## Excerpted text
A candidate to be Arizona’s top elections official said recently he hopes a review of 2020 ballots underway in his state will lead to the reversal of former president Donald Trump’s defeat there.

In Georgia, a member of Congress who used to focus primarily on culturally conservative causes such as opposing same-sex marriage has made Trump’s false claim that the election was stolen a central element of his bid to try to unseat the current secretary of state.

And in Virginia last month, a political novice who joined Trump’s legal team to try to overturn his 2020 loss in court mounted a fierce primary challenge — and won — after attacking a Republican state House member who said he had seen no evidence of widespread fraud in the election.

“He wasn’t doing anything — squat, diddly,” Wren Williams said in an interview about his primary opponent. “He wasn’t taking election integrity seriously. I’m sitting here fighting for election integrity in the courts, and he’s my elected representative who can legislate and he’s not.”

Across the country, as campaigns gear up for a handful of key races this year and the pivotal 2022 midterms, Republican candidates for state and federal offices are increasingly focused on the last election — running on the falsehood spread by Trump and his allies that the 2020 race was stolen from him.

While most of these campaigns are in their early stages, the embrace of Trump’s claims is already widespread on the trail and in candidates’ messages to voters. The trend provides fresh evidence of Trump’s continued grip on the GOP, reflecting how a movement inspired by his claims and centered on overturning a democratic election has gained currency in the party since the Jan. 6 Capitol attack.

Dozens of candidates promoting the baseless notion that the election was rigged are seeking powerful statewide offices — such as governor, attorney general and secretary of state, which would give them authority over the administration of elections — in several of the decisive states where Trump and his allies sought to overturn the outcome and engineer his return to the White House.

(A run of records)
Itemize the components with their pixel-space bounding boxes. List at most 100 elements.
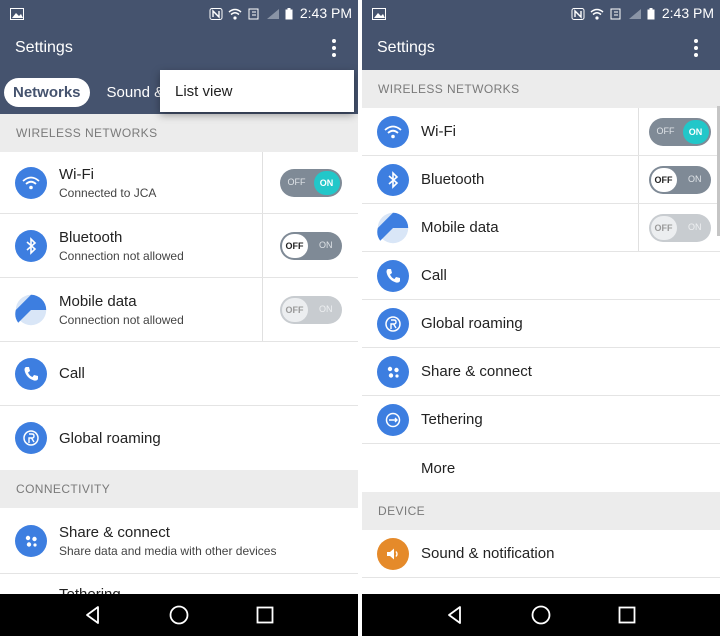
bluetooth-icon [15, 229, 47, 262]
mobile-data-toggle[interactable]: OFF ON [648, 213, 711, 242]
back-icon[interactable] [444, 604, 466, 626]
item-label: Sound & notification [421, 545, 555, 562]
toggle-knob: OFF [650, 215, 677, 240]
list-item-bluetooth[interactable]: Bluetooth Connection not allowed OFF ON [0, 214, 358, 278]
menu-item-list-view[interactable]: List view [175, 83, 233, 100]
list-item-sound-notification[interactable]: Sound & notification [362, 530, 720, 578]
toggle-on-label: ON [319, 239, 333, 250]
list-item-call[interactable]: Call [0, 342, 358, 406]
phone-icon [377, 259, 409, 292]
status-bar: 2:43 PM [362, 0, 720, 26]
page-title: Settings [377, 39, 435, 56]
mobile-data-icon [377, 211, 409, 244]
item-label: Call [59, 365, 85, 382]
toggle-on-label: ON [688, 221, 702, 232]
item-label: Share & connect [421, 363, 532, 380]
item-label: Mobile data [421, 219, 499, 236]
list-item-mobile-data[interactable]: Mobile data OFF ON [362, 204, 720, 252]
wifi-toggle[interactable]: OFF ON [648, 117, 711, 146]
toggle-on-label: ON [688, 173, 702, 184]
wifi-status-icon [228, 7, 242, 20]
list-item-call[interactable]: Call [362, 252, 720, 300]
home-icon[interactable] [168, 604, 190, 626]
item-label: Share & connect [59, 523, 170, 541]
item-label: Tethering [421, 411, 483, 428]
recents-icon[interactable] [616, 604, 638, 626]
item-label: Call [421, 267, 447, 284]
left-screen: 2:43 PM Settings Networks Sound & n List… [0, 0, 358, 636]
toggle-knob: OFF [650, 167, 677, 192]
share-icon [377, 355, 409, 388]
roaming-icon [15, 422, 47, 454]
battery-icon [285, 7, 293, 20]
nfc-icon [209, 7, 223, 20]
wifi-toggle[interactable]: OFF ON [279, 168, 342, 197]
item-label: Wi-Fi [59, 165, 94, 183]
list-item-global-roaming[interactable]: Global roaming [362, 300, 720, 348]
list-item-mobile-data[interactable]: Mobile data Connection not allowed OFF ON [0, 278, 358, 342]
mobile-data-icon [15, 293, 47, 326]
bluetooth-toggle[interactable]: OFF ON [279, 231, 342, 260]
roaming-icon [377, 307, 409, 340]
overflow-menu-icon[interactable] [686, 36, 706, 60]
list-item-wifi[interactable]: Wi-Fi OFF ON [362, 108, 720, 156]
phone-icon [15, 357, 47, 390]
overflow-menu: List view [160, 70, 354, 112]
navigation-bar [362, 594, 720, 636]
back-icon[interactable] [82, 604, 104, 626]
mobile-data-toggle[interactable]: OFF ON [279, 295, 342, 324]
item-label: Bluetooth [59, 228, 123, 246]
list-item-global-roaming[interactable]: Global roaming [0, 406, 358, 470]
section-header-device: DEVICE [362, 492, 720, 530]
wifi-icon [15, 166, 47, 199]
item-label: Wi-Fi [421, 123, 456, 140]
recents-icon[interactable] [254, 604, 276, 626]
item-sublabel: Connection not allowed [59, 248, 184, 263]
data-saver-icon [609, 7, 623, 20]
item-label: Global roaming [59, 429, 161, 447]
item-sublabel: Share data and media with other devices [59, 543, 277, 558]
tab-networks[interactable]: Networks [4, 77, 90, 107]
tethering-icon [377, 403, 409, 436]
section-header-wireless: WIRELESS NETWORKS [0, 114, 358, 152]
status-time: 2:43 PM [299, 5, 352, 21]
app-bar: Settings [0, 26, 358, 70]
sound-icon [377, 537, 409, 570]
data-saver-icon [247, 7, 261, 20]
page-title: Settings [15, 39, 73, 56]
list-item-tethering[interactable]: Tethering [362, 396, 720, 444]
list-item-share-connect[interactable]: Share & connect [362, 348, 720, 396]
item-sublabel: Connection not allowed [59, 312, 184, 327]
signal-icon [628, 7, 642, 19]
toggle-knob: ON [682, 119, 709, 144]
toggle-off-label: OFF [287, 176, 306, 187]
toggle-on-label: ON [319, 303, 333, 314]
item-sublabel: Connected to JCA [59, 185, 157, 200]
list-item-more[interactable]: More [362, 444, 720, 492]
navigation-bar [0, 594, 358, 636]
wifi-status-icon [590, 7, 604, 20]
item-label: Bluetooth [421, 171, 485, 188]
section-header-connectivity: CONNECTIVITY [0, 470, 358, 508]
toggle-knob: OFF [281, 233, 308, 258]
signal-icon [266, 7, 280, 19]
toggle-knob: ON [313, 170, 340, 195]
gallery-notification-icon [372, 7, 386, 20]
gallery-notification-icon [10, 7, 24, 20]
list-item-wifi[interactable]: Wi-Fi Connected to JCA OFF ON [0, 152, 358, 214]
list-item-bluetooth[interactable]: Bluetooth OFF ON [362, 156, 720, 204]
bluetooth-toggle[interactable]: OFF ON [648, 165, 711, 194]
status-time: 2:43 PM [661, 5, 714, 21]
overflow-menu-icon[interactable] [324, 36, 344, 60]
list-item-share-connect[interactable]: Share & connect Share data and media wit… [0, 508, 358, 574]
right-screen: 2:43 PM Settings WIRELESS NETWORKS Wi-Fi… [362, 0, 720, 636]
nfc-icon [571, 7, 585, 20]
bluetooth-icon [377, 163, 409, 196]
toggle-knob: OFF [281, 297, 308, 322]
section-header-wireless: WIRELESS NETWORKS [362, 70, 720, 108]
app-bar: Settings [362, 26, 720, 70]
item-label: More [421, 459, 456, 477]
wifi-icon [377, 115, 409, 148]
home-icon[interactable] [530, 604, 552, 626]
battery-icon [647, 7, 655, 20]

## What this exercise asks
**A.** Answer these questions from the excerpt about Republican candidates:
(i) In which state is a candidate for top elections official hoping a review of 2020 ballots will reverse Trump's defeat?
(ii) What kind of causes did the Georgia member of Congress mainly focus on before the stolen-election claim?
(iii) Which three statewide offices are named as giving authority over the administration of elections?
**B.** Set down word for word the part of the excerpt about Republican candidates that opens with the words containing "In Georgia, a" and closes with "secretary of state.".
None of the rows are needed.

## Completed exercise
**A.**
(i) Arizona.
(ii) Culturally conservative causes, such as opposing same-sex marriage.
(iii) Governor, attorney general and secretary of state.

**B.**
In Georgia, a member of Congress who used to focus primarily on culturally conservative causes such as opposing same-sex marriage has made Trump’s false claim that the election was stolen a central element of his bid to try to unseat the current secretary of state.